### Objective
Repeat every line below exactly, word for word.

====

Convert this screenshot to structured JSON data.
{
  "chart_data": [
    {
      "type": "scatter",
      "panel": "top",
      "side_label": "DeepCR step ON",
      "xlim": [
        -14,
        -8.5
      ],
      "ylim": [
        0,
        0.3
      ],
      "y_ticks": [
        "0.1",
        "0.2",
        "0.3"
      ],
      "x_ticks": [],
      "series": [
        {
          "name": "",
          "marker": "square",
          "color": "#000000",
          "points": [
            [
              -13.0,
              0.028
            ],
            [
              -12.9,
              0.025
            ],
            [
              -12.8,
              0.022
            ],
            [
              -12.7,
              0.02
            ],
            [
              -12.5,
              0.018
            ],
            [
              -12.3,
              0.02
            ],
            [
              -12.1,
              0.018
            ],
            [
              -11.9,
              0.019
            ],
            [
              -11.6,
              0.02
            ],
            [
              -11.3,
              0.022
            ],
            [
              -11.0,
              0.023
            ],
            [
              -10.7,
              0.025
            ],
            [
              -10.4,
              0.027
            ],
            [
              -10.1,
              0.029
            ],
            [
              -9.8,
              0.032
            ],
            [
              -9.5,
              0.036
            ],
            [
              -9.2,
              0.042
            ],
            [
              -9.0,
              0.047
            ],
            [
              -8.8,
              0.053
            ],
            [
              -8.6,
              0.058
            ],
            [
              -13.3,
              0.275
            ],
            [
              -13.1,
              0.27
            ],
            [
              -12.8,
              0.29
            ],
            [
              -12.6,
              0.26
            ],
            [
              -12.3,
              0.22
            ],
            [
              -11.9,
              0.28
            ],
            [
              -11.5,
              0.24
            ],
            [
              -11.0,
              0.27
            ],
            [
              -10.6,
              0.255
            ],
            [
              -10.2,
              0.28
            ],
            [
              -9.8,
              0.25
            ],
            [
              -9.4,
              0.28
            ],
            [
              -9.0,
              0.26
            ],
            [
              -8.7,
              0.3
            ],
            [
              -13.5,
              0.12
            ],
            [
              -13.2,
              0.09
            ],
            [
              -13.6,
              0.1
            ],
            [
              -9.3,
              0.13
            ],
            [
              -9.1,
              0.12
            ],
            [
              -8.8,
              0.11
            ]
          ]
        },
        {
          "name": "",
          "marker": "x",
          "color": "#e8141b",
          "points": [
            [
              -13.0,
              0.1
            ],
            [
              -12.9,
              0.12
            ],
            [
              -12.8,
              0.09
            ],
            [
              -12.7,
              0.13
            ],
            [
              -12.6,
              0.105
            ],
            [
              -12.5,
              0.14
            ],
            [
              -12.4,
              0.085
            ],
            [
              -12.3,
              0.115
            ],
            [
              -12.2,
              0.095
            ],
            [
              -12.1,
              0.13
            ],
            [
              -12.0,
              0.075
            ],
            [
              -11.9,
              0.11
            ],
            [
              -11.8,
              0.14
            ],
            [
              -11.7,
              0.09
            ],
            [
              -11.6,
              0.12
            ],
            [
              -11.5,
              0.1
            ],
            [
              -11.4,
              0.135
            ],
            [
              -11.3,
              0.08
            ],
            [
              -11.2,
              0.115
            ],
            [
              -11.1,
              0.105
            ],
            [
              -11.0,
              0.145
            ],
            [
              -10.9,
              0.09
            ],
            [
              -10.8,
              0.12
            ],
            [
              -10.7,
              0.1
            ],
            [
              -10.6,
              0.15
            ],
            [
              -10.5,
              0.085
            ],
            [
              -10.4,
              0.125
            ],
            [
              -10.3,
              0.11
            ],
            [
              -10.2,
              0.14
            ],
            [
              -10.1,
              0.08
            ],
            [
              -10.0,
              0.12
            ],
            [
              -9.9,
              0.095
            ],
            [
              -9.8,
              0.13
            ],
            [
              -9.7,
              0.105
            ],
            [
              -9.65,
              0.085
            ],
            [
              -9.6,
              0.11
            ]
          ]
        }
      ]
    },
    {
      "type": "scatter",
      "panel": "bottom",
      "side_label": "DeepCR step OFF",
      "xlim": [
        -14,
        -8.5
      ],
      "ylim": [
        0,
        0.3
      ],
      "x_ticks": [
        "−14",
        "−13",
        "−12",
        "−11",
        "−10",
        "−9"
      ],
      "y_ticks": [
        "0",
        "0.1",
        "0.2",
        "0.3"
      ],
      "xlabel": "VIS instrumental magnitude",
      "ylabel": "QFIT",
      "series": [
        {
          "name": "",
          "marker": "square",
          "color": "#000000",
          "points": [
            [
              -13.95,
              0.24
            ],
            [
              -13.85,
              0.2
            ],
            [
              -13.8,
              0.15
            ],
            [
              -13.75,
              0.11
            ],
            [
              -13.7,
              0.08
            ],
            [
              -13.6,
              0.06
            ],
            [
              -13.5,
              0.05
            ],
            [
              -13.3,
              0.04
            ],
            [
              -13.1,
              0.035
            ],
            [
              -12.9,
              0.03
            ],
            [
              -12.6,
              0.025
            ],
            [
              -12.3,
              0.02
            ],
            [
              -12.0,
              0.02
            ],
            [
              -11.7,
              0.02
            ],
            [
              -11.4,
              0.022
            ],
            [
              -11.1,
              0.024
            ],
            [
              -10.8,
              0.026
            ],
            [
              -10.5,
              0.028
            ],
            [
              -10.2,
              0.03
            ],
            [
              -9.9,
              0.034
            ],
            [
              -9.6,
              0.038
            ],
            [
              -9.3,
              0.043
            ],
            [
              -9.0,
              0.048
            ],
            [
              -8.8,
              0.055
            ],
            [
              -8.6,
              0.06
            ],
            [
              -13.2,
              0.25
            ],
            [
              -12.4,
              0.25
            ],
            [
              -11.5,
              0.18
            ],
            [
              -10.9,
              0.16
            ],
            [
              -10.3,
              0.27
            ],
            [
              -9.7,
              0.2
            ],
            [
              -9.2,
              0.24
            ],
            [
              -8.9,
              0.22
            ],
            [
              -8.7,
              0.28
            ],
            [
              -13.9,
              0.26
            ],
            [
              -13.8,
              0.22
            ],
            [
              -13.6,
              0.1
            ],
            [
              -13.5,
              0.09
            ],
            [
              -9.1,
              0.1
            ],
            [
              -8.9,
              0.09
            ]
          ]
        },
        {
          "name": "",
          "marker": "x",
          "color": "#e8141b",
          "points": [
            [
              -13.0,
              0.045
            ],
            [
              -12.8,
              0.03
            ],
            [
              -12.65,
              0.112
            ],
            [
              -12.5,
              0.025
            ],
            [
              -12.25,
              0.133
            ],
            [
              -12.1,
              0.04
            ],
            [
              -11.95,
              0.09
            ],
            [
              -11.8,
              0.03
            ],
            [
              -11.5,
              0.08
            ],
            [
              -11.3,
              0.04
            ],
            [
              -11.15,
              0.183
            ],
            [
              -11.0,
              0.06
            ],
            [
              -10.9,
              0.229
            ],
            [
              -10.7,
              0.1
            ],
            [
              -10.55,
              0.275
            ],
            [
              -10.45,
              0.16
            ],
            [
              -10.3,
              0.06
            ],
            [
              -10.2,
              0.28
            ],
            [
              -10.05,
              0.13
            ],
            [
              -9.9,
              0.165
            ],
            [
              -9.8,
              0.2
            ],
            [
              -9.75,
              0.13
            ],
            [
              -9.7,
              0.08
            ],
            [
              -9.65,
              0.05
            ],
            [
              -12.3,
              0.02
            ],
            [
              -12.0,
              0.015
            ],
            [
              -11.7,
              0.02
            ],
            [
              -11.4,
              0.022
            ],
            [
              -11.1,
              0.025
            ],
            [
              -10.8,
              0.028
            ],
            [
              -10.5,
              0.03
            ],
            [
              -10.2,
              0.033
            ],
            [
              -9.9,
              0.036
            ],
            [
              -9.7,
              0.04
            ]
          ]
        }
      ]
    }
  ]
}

====

### Result of the exercise
Convert this screenshot to structured JSON data.
{
  "chart_data": [
    {
      "type": "scatter",
      "panel": "top",
      "side_label": "DeepCR step ON",
      "xlim": [
        -14,
        -8.5
      ],
      "ylim": [
        0,
        0.3
      ],
      "y_ticks": [
        "0.1",
        "0.2",
        "0.3"
      ],
      "x_ticks": [],
      "series": [
        {
          "name": "",
          "marker": "square",
          "color": "#000000",
          "points": [
            [
              -13.0,
              0.028
            ],
            [
              -12.9,
              0.025
            ],
            [
              -12.8,
              0.022
            ],
            [
              -12.7,
              0.02
            ],
            [
              -12.5,
              0.018
            ],
            [
              -12.3,
              0.02
            ],
            [
              -12.1,
              0.018
            ],
            [
              -11.9,
              0.019
            ],
            [
              -11.6,
              0.02
            ],
            [
              -11.3,
              0.022
            ],
            [
              -11.0,
              0.023
            ],
            [
              -10.7,
              0.025
            ],
            [
              -10.4,
              0.027
            ],
            [
              -10.1,
              0.029
            ],
            [
              -9.8,
              0.032
            ],
            [
              -9.5,
              0.036
            ],
            [
              -9.2,
              0.042
            ],
            [
              -9.0,
              0.047
            ],
            [
              -8.8,
              0.053
            ],
            [
              -8.6,
              0.058
            ],
            [
              -13.3,
              0.275
            ],
            [
              -13.1,
              0.27
            ],
            [
              -12.8,
              0.29
            ],
            [
              -12.6,
              0.26
            ],
            [
              -12.3,
              0.22
            ],
            [
              -11.9,
              0.28
            ],
            [
              -11.5,
              0.24
            ],
            [
              -11.0,
              0.27
            ],
            [
              -10.6,
              0.255
            ],
            [
              -10.2,
              0.28
            ],
            [
              -9.8,
              0.25
            ],
            [
              -9.4,
              0.28
            ],
            [
              -9.0,
              0.26
            ],
            [
              -8.7,
              0.3
            ],
            [
              -13.5,
              0.12
            ],
            [
              -13.2,
              0.09
            ],
            [
              -13.6,
              0.1
            ],
            [
              -9.3,
              0.13
            ],
            [
              -9.1,
              0.12
            ],
            [
              -8.8,
              0.11
            ]
          ]
        },
        {
          "name": "",
          "marker": "x",
          "color": "#e8141b",
          "points": [
            [
              -13.0,
              0.1
            ],
            [
              -12.9,
              0.12
            ],
            [
              -12.8,
              0.09
            ],
            [
              -12.7,
              0.13
            ],
            [
              -12.6,
              0.105
            ],
            [
              -12.5,
              0.14
            ],
            [
              -12.4,
              0.085
            ],
            [
              -12.3,
              0.115
            ],
            [
              -12.2,
              0.095
            ],
            [
              -12.1,
              0.13
            ],
            [
              -12.0,
              0.075
            ],
            [
              -11.9,
              0.11
            ],
            [
              -11.8,
              0.14
            ],
            [
              -11.7,
              0.09
            ],
            [
              -11.6,
              0.12
            ],
            [
              -11.5,
              0.1
            ],
            [
              -11.4,
              0.135
            ],
            [
              -11.3,
              0.08
            ],
            [
              -11.2,
              0.115
            ],
            [
              -11.1,
              0.105
            ],
            [
              -11.0,
              0.145
            ],
            [
              -10.9,
              0.09
            ],
            [
              -10.8,
              0.12
            ],
            [
              -10.7,
              0.1
            ],
            [
              -10.6,
              0.15
            ],
            [
              -10.5,
              0.085
            ],
            [
              -10.4,
              0.125
            ],
            [
              -10.3,
              0.11
            ],
            [
              -10.2,
              0.14
            ],
            [
              -10.1,
              0.08
            ],
            [
              -10.0,
              0.12
            ],
            [
              -9.9,
              0.095
            ],
            [
              -9.8,
              0.13
            ],
            [
              -9.7,
              0.105
            ],
            [
              -9.65,
              0.085
            ],
            [
              -9.6,
              0.11
            ]
          ]
        }
      ]
    },
    {
      "type": "scatter",
      "panel": "bottom",
      "side_label": "DeepCR step OFF",
      "xlim": [
        -14,
        -8.5
      ],
      "ylim": [
        0,
        0.3
      ],
      "x_ticks": [
        "−14",
        "−13",
        "−12",
        "−11",
        "−10",
        "−9"
      ],
      "y_ticks": [
        "0",
        "0.1",
        "0.2",
        "0.3"
      ],
      "xlabel": "VIS instrumental magnitude",
      "ylabel": "QFIT",
      "series": [
        {
          "name": "",
          "marker": "square",
          "color": "#000000",
          "points": [
            [
              -13.95,
              0.24
            ],
            [
              -13.85,
              0.2
            ],
            [
              -13.8,
              0.15
            ],
            [
              -13.75,
              0.11
            ],
            [
              -13.7,
              0.08
            ],
            [
              -13.6,
              0.06
            ],
            [
              -13.5,
              0.05
            ],
            [
              -13.3,
              0.04
            ],
            [
              -13.1,
              0.035
            ],
            [
              -12.9,
              0.03
            ],
            [
              -12.6,
              0.025
            ],
            [
              -12.3,
              0.02
            ],
            [
              -12.0,
              0.02
            ],
            [
              -11.7,
              0.02
            ],
            [
              -11.4,
              0.022
            ],
            [
              -11.1,
              0.024
            ],
            [
              -10.8,
              0.026
            ],
            [
              -10.5,
              0.028
            ],
            [
              -10.2,
              0.03
            ],
            [
              -9.9,
              0.034
            ],
            [
              -9.6,
              0.038
            ],
            [
              -9.3,
              0.043
            ],
            [
              -9.0,
              0.048
            ],
            [
              -8.8,
              0.055
            ],
            [
              -8.6,
              0.06
            ],
            [
              -13.2,
              0.25
            ],
            [
              -12.4,
              0.25
            ],
            [
              -11.5,
              0.18
            ],
            [
              -10.9,
              0.16
            ],
            [
              -10.3,
              0.27
            ],
            [
              -9.7,
              0.2
            ],
            [
              -9.2,
              0.24
            ],
            [
              -8.9,
              0.22
            ],
            [
              -8.7,
              0.28
            ],
            [
              -13.9,
              0.26
            ],
            [
              -13.8,
              0.22
            ],
            [
              -13.6,
              0.1
            ],
            [
              -13.5,
              0.09
            ],
            [
              -9.1,
              0.1
            ],
            [
              -8.9,
              0.09
            ]
          ]
        },
        {
          "name": "",
          "marker": "x",
          "color": "#e8141b",
          "points": [
            [
              -13.0,
              0.045
            ],
            [
              -12.8,
              0.03
            ],
            [
              -12.65,
              0.112
            ],
            [
              -12.5,
              0.025
            ],
            [
              -12.25,
              0.133
            ],
            [
              -12.1,
              0.04
            ],
            [
              -11.95,
              0.09
            ],
            [
              -11.8,
              0.03
            ],
            [
              -11.5,
              0.08
            ],
            [
              -11.3,
              0.04
            ],
            [
              -11.15,
              0.183
            ],
            [
              -11.0,
              0.06
            ],
            [
              -10.9,
              0.229
            ],
            [
              -10.7,
              0.1
            ],
            [
              -10.55,
              0.275
            ],
            [
              -10.45,
              0.16
            ],
            [
              -10.3,
              0.06
            ],
            [
              -10.2,
              0.28
            ],
            [
              -10.05,
              0.13
            ],
            [
              -9.9,
              0.165
            ],
            [
              -9.8,
              0.2
            ],
            [
              -9.75,
              0.13
            ],
            [
              -9.7,
              0.08
            ],
            [
              -9.65,
              0.05
            ],
            [
              -12.3,
              0.02
            ],
            [
              -12.0,
              0.015
            ],
            [
              -11.7,
              0.02
            ],
            [
              -11.4,
              0.022
            ],
            [
              -11.1,
              0.025
            ],
            [
              -10.8,
              0.028
            ],
            [
              -10.5,
              0.03
            ],
            [
              -10.2,
              0.033
            ],
            [
              -9.9,
              0.036
            ],
            [
              -9.7,
              0.04
            ]
          ]
        }
      ]
    }
  ]
}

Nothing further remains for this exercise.